TASK REQUIREMENTS ▸ Return the whole listing, line for line, without the pictures in it.

THE INPUT ▸
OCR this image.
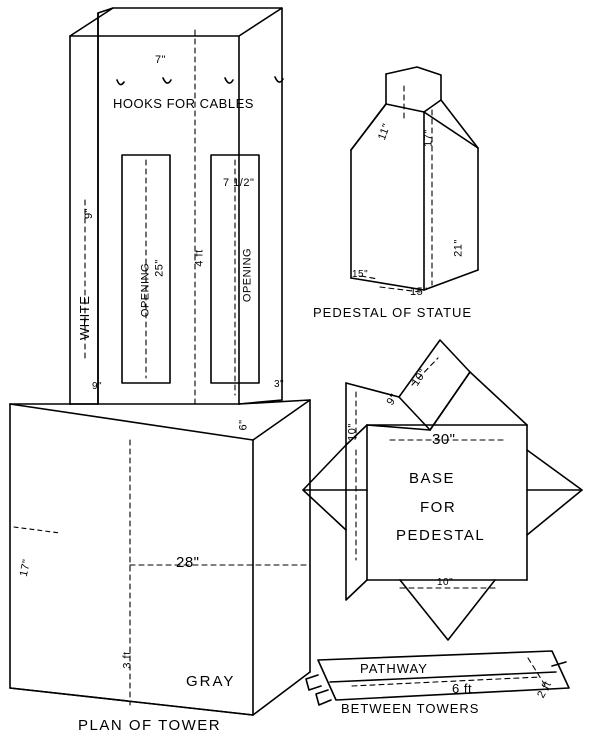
7"
HOOKS FOR CABLES
9"
WHITE
OPENING 25"
4 ft	OPENING
7 1/2"
6"
9"	3"
17"	28"
3 ft
GRAY
PLAN OF TOWER
11"	17"
21"
15"
15"
PEDESTAL OF STATUE
10"
9"
10"	30"
BASE
FOR
PEDESTAL
10"
PATHWAY
6 ft	2 ft
BETWEEN TOWERS
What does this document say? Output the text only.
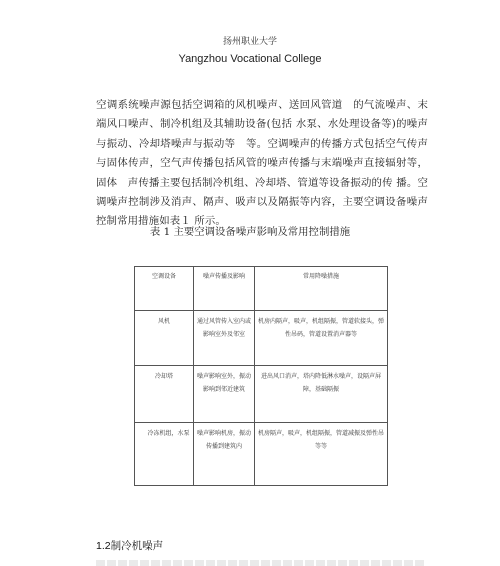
扬州职业大学
Yangzhou Vocational College
空调系统噪声源包括空调箱的风机噪声、送回风管道　的气流噪声、末端风口噪声、制冷机组及其辅助设备(包括 水泵、水处理设备等)的噪声与振动、冷却塔噪声与振动等　等。空调噪声的传播方式包括空气传声与固体传声，空气声传播包括风管的噪声传播与末端噪声直接辐射等， 固体　声传播主要包括制冷机组、冷却塔、管道等设备振动的传 播。空调噪声控制涉及消声、隔声、吸声以及隔振等内容，主要空调设备噪声控制常用措施如表１ 所示。
表 1 主要空调设备噪声影响及常用控制措施
空调设备	噪声传播及影响	常用降噪措施
风机	通过风管传入室内或影响室外及邻室	机房内隔声，吸声，机组隔振，管道软接头，弹性吊码，管道设置消声器等
冷却塔	噪声影响室外，振动影响到邻近建筑	进出风口消声，塔内降低淋水噪声，设隔声屏障，基础隔振
冷冻机组，水泵	噪声影响机房，振动传播到建筑内	机房隔声，吸声，机组隔振，管道减振及弹性吊等等
1.2制冷机噪声
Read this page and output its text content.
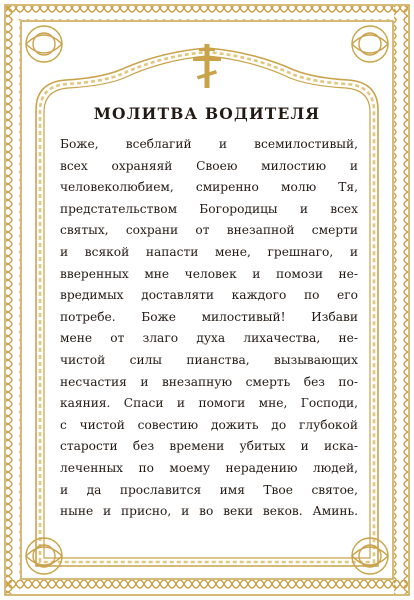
МОЛИТВА ВОДИТЕЛЯ
Боже, всеблагий и всемилостивый,
всех охраняяй Своею милостию и
человеколюбием, смиренно молю Тя,
предстательством Богородицы и всех
святых, сохрани от внезапной смерти
и всякой напасти мене, грешнаго, и
вверенных мне человек и помози не-
вредимых доставляти каждого по его
потребе. Боже милостивый! Избави
мене от злаго духа лихачества, не-
чистой силы пианства, вызывающих
несчастия и внезапную смерть без по-
каяния. Спаси и помоги мне, Господи,
с чистой совестию дожить до глубокой
старости без времени убитых и иска-
леченных по моему нерадению людей,
и да прославится имя Твое святое,
ныне и присно, и во веки веков. Аминь.
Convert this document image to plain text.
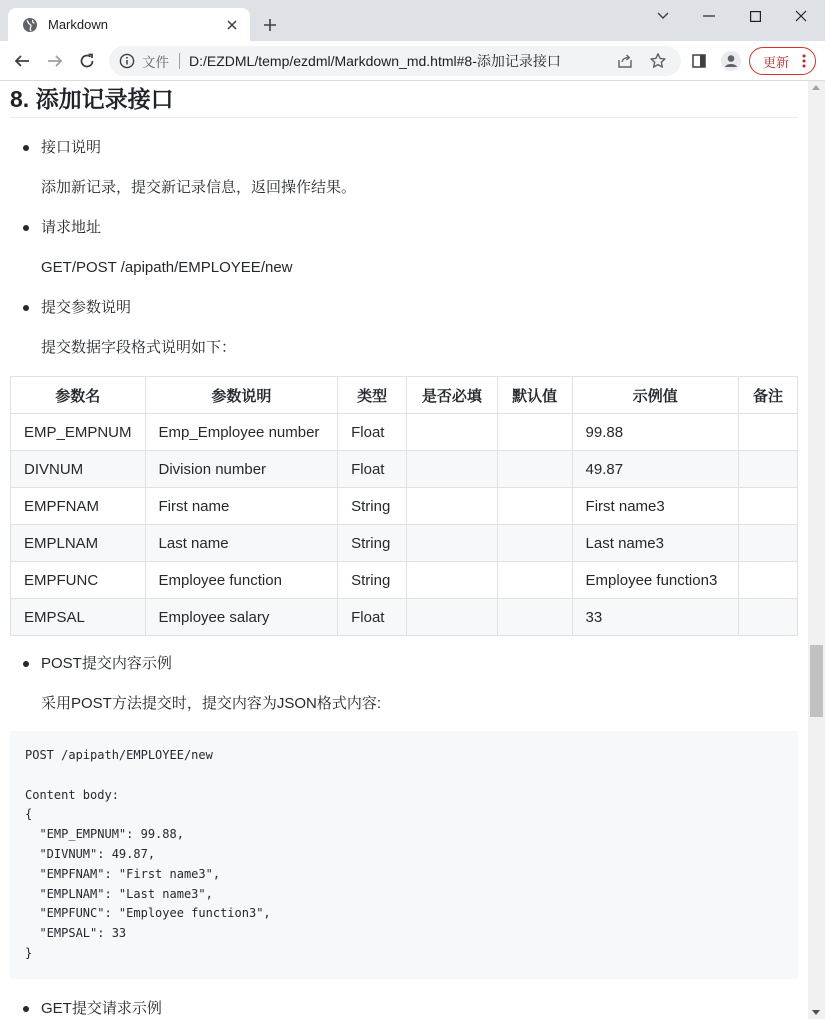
Markdown
文件 D:/EZDML/temp/ezdml/Markdown_md.html#8-添加记录接口	更新
8. 添加记录接口
接口说明
添加新记录，提交新记录信息，返回操作结果。
请求地址
GET/POST /apipath/EMPLOYEE/new
提交参数说明
提交数据字段格式说明如下：
参数名	参数说明	类型	是否必填	默认值	示例值	备注
EMP_EMPNUM	Emp_Employee number	Float			99.88	
DIVNUM	Division number	Float			49.87	
EMPFNAM	First name	String			First name3	
EMPLNAM	Last name	String			Last name3	
EMPFUNC	Employee function	String			Employee function3	
EMPSAL	Employee salary	Float			33	
POST提交内容示例
采用POST方法提交时，提交内容为JSON格式内容:
POST /apipath/EMPLOYEE/new
Content body:
{
"EMP_EMPNUM": 99.88,
"DIVNUM": 49.87,
"EMPFNAM": "First name3",
"EMPLNAM": "Last name3",
"EMPFUNC": "Employee function3",
"EMPSAL": 33
}
GET提交请求示例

FINAL RESULT ▸
OCR this image.
7"
HOOKS FOR CABLES
9"
WHITE
OPENING 25"
4 ft	OPENING
7 1/2"
6"
9"	3"
17"	28"
3 ft
GRAY
PLAN OF TOWER
11"	17"
21"
15"
15"
PEDESTAL OF STATUE
10"
9"
10"	30"
BASE
FOR
PEDESTAL
10"
PATHWAY
6 ft	2 ft
BETWEEN TOWERS
What does this document say? Output the text only.
扬州职业大学
Yangzhou Vocational College
空调系统噪声源包括空调箱的风机噪声、送回风管道　的气流噪声、末端风口噪声、制冷机组及其辅助设备(包括 水泵、水处理设备等)的噪声与振动、冷却塔噪声与振动等　等。空调噪声的传播方式包括空气传声与固体传声，空气声传播包括风管的噪声传播与末端噪声直接辐射等， 固体　声传播主要包括制冷机组、冷却塔、管道等设备振动的传 播。空调噪声控制涉及消声、隔声、吸声以及隔振等内容，主要空调设备噪声控制常用措施如表１ 所示。
表 1 主要空调设备噪声影响及常用控制措施
空调设备	噪声传播及影响	常用降噪措施
风机	通过风管传入室内或影响室外及邻室	机房内隔声，吸声，机组隔振，管道软接头，弹性吊码，管道设置消声器等
冷却塔	噪声影响室外，振动影响到邻近建筑	进出风口消声，塔内降低淋水噪声，设隔声屏障，基础隔振
冷冻机组，水泵	噪声影响机房，振动传播到建筑内	机房隔声，吸声，机组隔振，管道减振及弹性吊等等
1.2制冷机噪声
Read this page and output its text content.
МОЛИТВА ВОДИТЕЛЯ
Боже, всеблагий и всемилостивый,
всех охраняяй Своею милостию и
человеколюбием, смиренно молю Тя,
предстательством Богородицы и всех
святых, сохрани от внезапной смерти
и всякой напасти мене, грешнаго, и
вверенных мне человек и помози не-
вредимых доставляти каждого по его
потребе. Боже милостивый! Избави
мене от злаго духа лихачества, не-
чистой силы пианства, вызывающих
несчастия и внезапную смерть без по-
каяния. Спаси и помоги мне, Господи,
с чистой совестию дожить до глубокой
старости без времени убитых и иска-
леченных по моему нерадению людей,
и да прославится имя Твое святое,
ныне и присно, и во веки веков. Аминь.
Convert this document image to plain text.
Markdown
文件 D:/EZDML/temp/ezdml/Markdown_md.html#8-添加记录接口	更新
8. 添加记录接口
接口说明
添加新记录，提交新记录信息，返回操作结果。
请求地址
GET/POST /apipath/EMPLOYEE/new
提交参数说明
提交数据字段格式说明如下：
参数名	参数说明	类型	是否必填	默认值	示例值	备注
EMP_EMPNUM	Emp_Employee number	Float			99.88	
DIVNUM	Division number	Float			49.87	
EMPFNAM	First name	String			First name3	
EMPLNAM	Last name	String			Last name3	
EMPFUNC	Employee function	String			Employee function3	
EMPSAL	Employee salary	Float			33	
POST提交内容示例
采用POST方法提交时，提交内容为JSON格式内容:
POST /apipath/EMPLOYEE/new
Content body:
{
"EMP_EMPNUM": 99.88,
"DIVNUM": 49.87,
"EMPFNAM": "First name3",
"EMPLNAM": "Last name3",
"EMPFUNC": "Employee function3",
"EMPSAL": 33
}
GET提交请求示例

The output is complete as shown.